▶ [What you should do] Write out the full listing exactly as given, minus the images.

Records contained in a dataset
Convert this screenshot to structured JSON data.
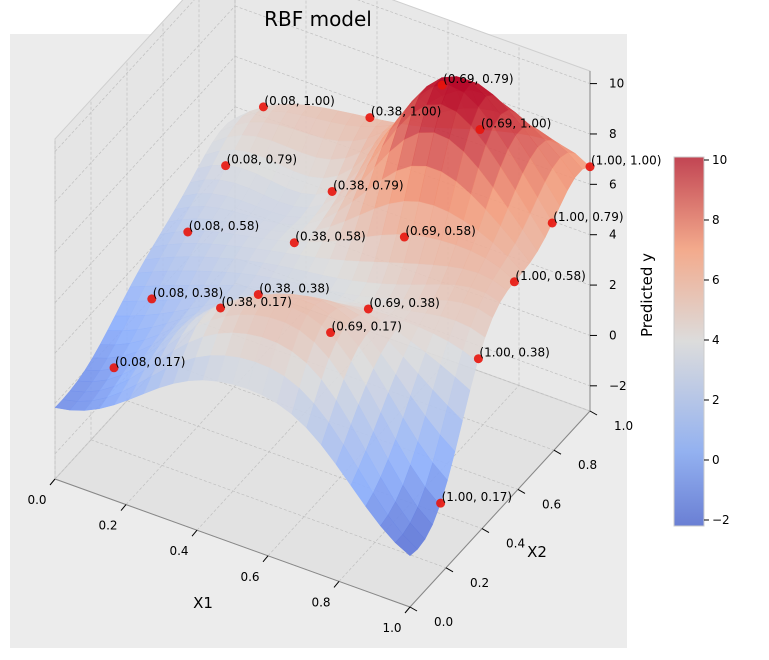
{
  "chart_data": {
    "type": "surface3d",
    "title": "RBF model",
    "xlabel": "X1",
    "ylabel": "X2",
    "zlabel": "Predicted y",
    "xlim": [
      0.0,
      1.0
    ],
    "ylim": [
      0.0,
      1.0
    ],
    "zlim": [
      -3,
      10.5
    ],
    "x_ticks": [
      "0.0",
      "0.2",
      "0.4",
      "0.6",
      "0.8",
      "1.0"
    ],
    "y_ticks": [
      "0.0",
      "0.2",
      "0.4",
      "0.6",
      "0.8",
      "1.0"
    ],
    "z_ticks": [
      "−2",
      "0",
      "2",
      "4",
      "6",
      "8",
      "10"
    ],
    "colormap": "coolwarm",
    "colorbar": {
      "min": -2.2,
      "max": 10.1,
      "ticks": [
        "−2",
        "0",
        "2",
        "4",
        "6",
        "8",
        "10"
      ]
    },
    "colors": {
      "pane": "#ececec",
      "grid": "#bdbdbd",
      "point": "#e8140c",
      "cmap_low": "#3b4cc0",
      "cmap_mid": "#dddddd",
      "cmap_high": "#b40426"
    },
    "points": [
      {
        "x": 0.08,
        "y": 0.17,
        "z": 0.5,
        "label": "(0.08, 0.17)"
      },
      {
        "x": 0.08,
        "y": 0.38,
        "z": 1.6,
        "label": "(0.08, 0.38)"
      },
      {
        "x": 0.08,
        "y": 0.58,
        "z": 2.7,
        "label": "(0.08, 0.58)"
      },
      {
        "x": 0.08,
        "y": 0.79,
        "z": 3.7,
        "label": "(0.08, 0.79)"
      },
      {
        "x": 0.08,
        "y": 1.0,
        "z": 4.4,
        "label": "(0.08, 1.00)"
      },
      {
        "x": 0.38,
        "y": 0.17,
        "z": 4.4,
        "label": "(0.38, 0.17)"
      },
      {
        "x": 0.38,
        "y": 0.38,
        "z": 3.3,
        "label": "(0.38, 0.38)"
      },
      {
        "x": 0.38,
        "y": 0.58,
        "z": 3.8,
        "label": "(0.38, 0.58)"
      },
      {
        "x": 0.38,
        "y": 0.79,
        "z": 4.2,
        "label": "(0.38, 0.79)"
      },
      {
        "x": 0.38,
        "y": 1.0,
        "z": 5.5,
        "label": "(0.38, 1.00)"
      },
      {
        "x": 0.69,
        "y": 0.17,
        "z": 5.0,
        "label": "(0.69, 0.17)"
      },
      {
        "x": 0.69,
        "y": 0.38,
        "z": 4.3,
        "label": "(0.69, 0.38)"
      },
      {
        "x": 0.69,
        "y": 0.58,
        "z": 5.6,
        "label": "(0.69, 0.58)"
      },
      {
        "x": 0.69,
        "y": 0.79,
        "z": 10.0,
        "label": "(0.69, 0.79)"
      },
      {
        "x": 0.69,
        "y": 1.0,
        "z": 6.6,
        "label": "(0.69, 1.00)"
      },
      {
        "x": 1.0,
        "y": 0.17,
        "z": -0.2,
        "label": "(1.00, 0.17)"
      },
      {
        "x": 1.0,
        "y": 0.38,
        "z": 3.9,
        "label": "(1.00, 0.38)"
      },
      {
        "x": 1.0,
        "y": 0.58,
        "z": 5.4,
        "label": "(1.00, 0.58)"
      },
      {
        "x": 1.0,
        "y": 0.79,
        "z": 6.1,
        "label": "(1.00, 0.79)"
      },
      {
        "x": 1.0,
        "y": 1.0,
        "z": 6.7,
        "label": "(1.00, 1.00)"
      }
    ]
  }
}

▶ [Solution to this problem]
Convert this screenshot to structured JSON data.
{
  "chart_data": {
    "type": "surface3d",
    "title": "RBF model",
    "xlabel": "X1",
    "ylabel": "X2",
    "zlabel": "Predicted y",
    "xlim": [
      0.0,
      1.0
    ],
    "ylim": [
      0.0,
      1.0
    ],
    "zlim": [
      -3,
      10.5
    ],
    "x_ticks": [
      "0.0",
      "0.2",
      "0.4",
      "0.6",
      "0.8",
      "1.0"
    ],
    "y_ticks": [
      "0.0",
      "0.2",
      "0.4",
      "0.6",
      "0.8",
      "1.0"
    ],
    "z_ticks": [
      "−2",
      "0",
      "2",
      "4",
      "6",
      "8",
      "10"
    ],
    "colormap": "coolwarm",
    "colorbar": {
      "min": -2.2,
      "max": 10.1,
      "ticks": [
        "−2",
        "0",
        "2",
        "4",
        "6",
        "8",
        "10"
      ]
    },
    "colors": {
      "pane": "#ececec",
      "grid": "#bdbdbd",
      "point": "#e8140c",
      "cmap_low": "#3b4cc0",
      "cmap_mid": "#dddddd",
      "cmap_high": "#b40426"
    },
    "points": [
      {
        "x": 0.08,
        "y": 0.17,
        "z": 0.5,
        "label": "(0.08, 0.17)"
      },
      {
        "x": 0.08,
        "y": 0.38,
        "z": 1.6,
        "label": "(0.08, 0.38)"
      },
      {
        "x": 0.08,
        "y": 0.58,
        "z": 2.7,
        "label": "(0.08, 0.58)"
      },
      {
        "x": 0.08,
        "y": 0.79,
        "z": 3.7,
        "label": "(0.08, 0.79)"
      },
      {
        "x": 0.08,
        "y": 1.0,
        "z": 4.4,
        "label": "(0.08, 1.00)"
      },
      {
        "x": 0.38,
        "y": 0.17,
        "z": 4.4,
        "label": "(0.38, 0.17)"
      },
      {
        "x": 0.38,
        "y": 0.38,
        "z": 3.3,
        "label": "(0.38, 0.38)"
      },
      {
        "x": 0.38,
        "y": 0.58,
        "z": 3.8,
        "label": "(0.38, 0.58)"
      },
      {
        "x": 0.38,
        "y": 0.79,
        "z": 4.2,
        "label": "(0.38, 0.79)"
      },
      {
        "x": 0.38,
        "y": 1.0,
        "z": 5.5,
        "label": "(0.38, 1.00)"
      },
      {
        "x": 0.69,
        "y": 0.17,
        "z": 5.0,
        "label": "(0.69, 0.17)"
      },
      {
        "x": 0.69,
        "y": 0.38,
        "z": 4.3,
        "label": "(0.69, 0.38)"
      },
      {
        "x": 0.69,
        "y": 0.58,
        "z": 5.6,
        "label": "(0.69, 0.58)"
      },
      {
        "x": 0.69,
        "y": 0.79,
        "z": 10.0,
        "label": "(0.69, 0.79)"
      },
      {
        "x": 0.69,
        "y": 1.0,
        "z": 6.6,
        "label": "(0.69, 1.00)"
      },
      {
        "x": 1.0,
        "y": 0.17,
        "z": -0.2,
        "label": "(1.00, 0.17)"
      },
      {
        "x": 1.0,
        "y": 0.38,
        "z": 3.9,
        "label": "(1.00, 0.38)"
      },
      {
        "x": 1.0,
        "y": 0.58,
        "z": 5.4,
        "label": "(1.00, 0.58)"
      },
      {
        "x": 1.0,
        "y": 0.79,
        "z": 6.1,
        "label": "(1.00, 0.79)"
      },
      {
        "x": 1.0,
        "y": 1.0,
        "z": 6.7,
        "label": "(1.00, 1.00)"
      }
    ]
  }
}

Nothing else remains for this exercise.